[Exercise prompt]: Find how many lines in the data below include the word "Rico", then write only that number.

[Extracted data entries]
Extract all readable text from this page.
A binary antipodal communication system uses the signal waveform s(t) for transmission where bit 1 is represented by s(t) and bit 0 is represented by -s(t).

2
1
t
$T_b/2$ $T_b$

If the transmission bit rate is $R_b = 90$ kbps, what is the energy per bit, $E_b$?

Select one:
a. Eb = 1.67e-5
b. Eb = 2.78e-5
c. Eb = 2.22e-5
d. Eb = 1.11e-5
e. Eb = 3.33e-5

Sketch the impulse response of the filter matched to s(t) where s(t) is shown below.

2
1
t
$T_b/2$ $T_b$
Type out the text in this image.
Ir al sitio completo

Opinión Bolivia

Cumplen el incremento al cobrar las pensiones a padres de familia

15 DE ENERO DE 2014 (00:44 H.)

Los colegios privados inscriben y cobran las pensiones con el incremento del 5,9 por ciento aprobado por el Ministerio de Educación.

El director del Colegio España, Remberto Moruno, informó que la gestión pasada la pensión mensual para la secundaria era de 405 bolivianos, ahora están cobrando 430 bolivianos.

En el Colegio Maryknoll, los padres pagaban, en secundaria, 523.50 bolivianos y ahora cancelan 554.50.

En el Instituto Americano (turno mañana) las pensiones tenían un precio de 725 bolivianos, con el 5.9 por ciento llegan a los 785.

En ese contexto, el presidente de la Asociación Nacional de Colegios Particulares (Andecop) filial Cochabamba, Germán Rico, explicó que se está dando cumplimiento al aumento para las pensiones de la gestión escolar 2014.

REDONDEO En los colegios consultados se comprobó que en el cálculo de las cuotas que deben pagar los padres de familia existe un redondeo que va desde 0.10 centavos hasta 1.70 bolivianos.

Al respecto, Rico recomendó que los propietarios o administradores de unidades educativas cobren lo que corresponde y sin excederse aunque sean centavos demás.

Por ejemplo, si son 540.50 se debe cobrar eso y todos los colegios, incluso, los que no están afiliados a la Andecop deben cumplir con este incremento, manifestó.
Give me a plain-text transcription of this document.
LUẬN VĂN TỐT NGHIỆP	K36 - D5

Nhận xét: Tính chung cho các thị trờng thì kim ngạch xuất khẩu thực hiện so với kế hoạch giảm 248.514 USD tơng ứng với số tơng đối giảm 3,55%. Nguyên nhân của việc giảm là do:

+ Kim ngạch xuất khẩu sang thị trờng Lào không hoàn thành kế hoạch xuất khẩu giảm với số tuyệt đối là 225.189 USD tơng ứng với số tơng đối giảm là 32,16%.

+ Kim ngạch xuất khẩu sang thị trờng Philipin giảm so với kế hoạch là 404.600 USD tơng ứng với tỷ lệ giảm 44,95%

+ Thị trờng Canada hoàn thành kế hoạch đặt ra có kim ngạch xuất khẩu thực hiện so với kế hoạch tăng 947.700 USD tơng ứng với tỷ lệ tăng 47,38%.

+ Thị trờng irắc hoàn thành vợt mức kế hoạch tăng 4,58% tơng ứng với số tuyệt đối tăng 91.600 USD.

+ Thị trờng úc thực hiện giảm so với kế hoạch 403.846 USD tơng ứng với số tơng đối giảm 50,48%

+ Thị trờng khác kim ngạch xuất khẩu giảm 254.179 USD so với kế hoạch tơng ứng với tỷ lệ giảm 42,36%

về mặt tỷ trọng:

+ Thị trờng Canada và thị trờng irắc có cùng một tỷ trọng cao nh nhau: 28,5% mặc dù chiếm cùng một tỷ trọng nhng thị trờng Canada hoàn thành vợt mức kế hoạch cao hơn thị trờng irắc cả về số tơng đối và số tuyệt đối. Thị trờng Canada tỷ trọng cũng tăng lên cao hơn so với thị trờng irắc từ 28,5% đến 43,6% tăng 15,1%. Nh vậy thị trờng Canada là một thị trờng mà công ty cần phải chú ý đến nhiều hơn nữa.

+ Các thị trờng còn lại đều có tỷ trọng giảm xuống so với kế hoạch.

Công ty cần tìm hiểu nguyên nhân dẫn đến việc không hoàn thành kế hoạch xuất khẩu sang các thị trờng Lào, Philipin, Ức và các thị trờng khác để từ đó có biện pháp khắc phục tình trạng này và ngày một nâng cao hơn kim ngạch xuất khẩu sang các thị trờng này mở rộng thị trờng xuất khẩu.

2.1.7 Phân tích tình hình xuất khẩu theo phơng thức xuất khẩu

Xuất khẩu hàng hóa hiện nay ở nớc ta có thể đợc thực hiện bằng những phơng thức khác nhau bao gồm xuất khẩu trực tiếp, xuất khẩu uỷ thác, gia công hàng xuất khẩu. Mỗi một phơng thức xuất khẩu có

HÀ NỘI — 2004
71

[Expected answer]: 2